Goal of the exercise:
Exclude the pictures; give every entry again exactly as written.

[Recorded data]
============

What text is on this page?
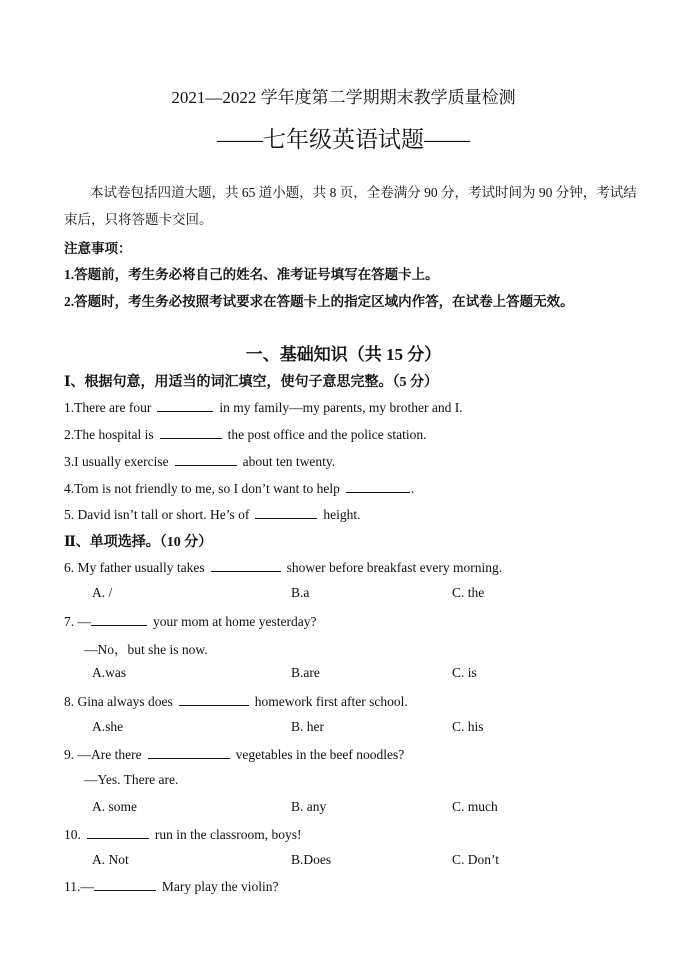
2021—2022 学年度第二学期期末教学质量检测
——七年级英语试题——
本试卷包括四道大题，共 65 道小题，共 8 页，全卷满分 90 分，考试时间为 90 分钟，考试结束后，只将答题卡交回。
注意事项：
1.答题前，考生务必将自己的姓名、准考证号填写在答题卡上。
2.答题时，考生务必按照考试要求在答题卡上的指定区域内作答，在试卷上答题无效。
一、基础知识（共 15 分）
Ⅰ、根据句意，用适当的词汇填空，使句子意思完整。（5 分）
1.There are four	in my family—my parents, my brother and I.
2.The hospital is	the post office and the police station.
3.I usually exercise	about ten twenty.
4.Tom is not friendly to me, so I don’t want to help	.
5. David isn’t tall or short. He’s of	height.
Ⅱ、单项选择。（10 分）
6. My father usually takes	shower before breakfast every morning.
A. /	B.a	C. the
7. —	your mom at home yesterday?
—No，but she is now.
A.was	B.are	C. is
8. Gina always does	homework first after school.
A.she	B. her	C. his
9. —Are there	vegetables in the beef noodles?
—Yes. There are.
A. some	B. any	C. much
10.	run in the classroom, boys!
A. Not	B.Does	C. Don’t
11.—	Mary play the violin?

============

Exercise solution:
What text is on this page?
2021—2022 学年度第二学期期末教学质量检测
——七年级英语试题——
本试卷包括四道大题，共 65 道小题，共 8 页，全卷满分 90 分，考试时间为 90 分钟，考试结束后，只将答题卡交回。
注意事项：
1.答题前，考生务必将自己的姓名、准考证号填写在答题卡上。
2.答题时，考生务必按照考试要求在答题卡上的指定区域内作答，在试卷上答题无效。
一、基础知识（共 15 分）
Ⅰ、根据句意，用适当的词汇填空，使句子意思完整。（5 分）
1.There are four	in my family—my parents, my brother and I.
2.The hospital is	the post office and the police station.
3.I usually exercise	about ten twenty.
4.Tom is not friendly to me, so I don’t want to help	.
5. David isn’t tall or short. He’s of	height.
Ⅱ、单项选择。（10 分）
6. My father usually takes	shower before breakfast every morning.
A. /	B.a	C. the
7. —	your mom at home yesterday?
—No，but she is now.
A.was	B.are	C. is
8. Gina always does	homework first after school.
A.she	B. her	C. his
9. —Are there	vegetables in the beef noodles?
—Yes. There are.
A. some	B. any	C. much
10.	run in the classroom, boys!
A. Not	B.Does	C. Don’t
11.—	Mary play the violin?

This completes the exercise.